» What the task requires: Wherever a line in the data below holds "values", copy that line.

» Rows from a dataset:
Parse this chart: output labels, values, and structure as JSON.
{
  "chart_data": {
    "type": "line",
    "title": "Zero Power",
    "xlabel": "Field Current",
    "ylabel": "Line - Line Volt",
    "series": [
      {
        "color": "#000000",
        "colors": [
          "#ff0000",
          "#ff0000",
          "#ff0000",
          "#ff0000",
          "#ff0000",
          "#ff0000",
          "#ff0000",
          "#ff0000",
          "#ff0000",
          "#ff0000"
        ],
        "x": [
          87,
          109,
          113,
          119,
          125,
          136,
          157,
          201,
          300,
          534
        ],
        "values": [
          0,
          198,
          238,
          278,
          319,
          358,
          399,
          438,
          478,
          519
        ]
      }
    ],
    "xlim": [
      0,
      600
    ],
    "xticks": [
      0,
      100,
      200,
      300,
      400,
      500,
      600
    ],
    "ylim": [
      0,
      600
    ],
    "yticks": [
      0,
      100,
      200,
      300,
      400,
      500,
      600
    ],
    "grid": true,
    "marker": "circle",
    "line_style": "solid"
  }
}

» Full response:
Parse this chart: output labels, values, and structure as JSON.
        "values": [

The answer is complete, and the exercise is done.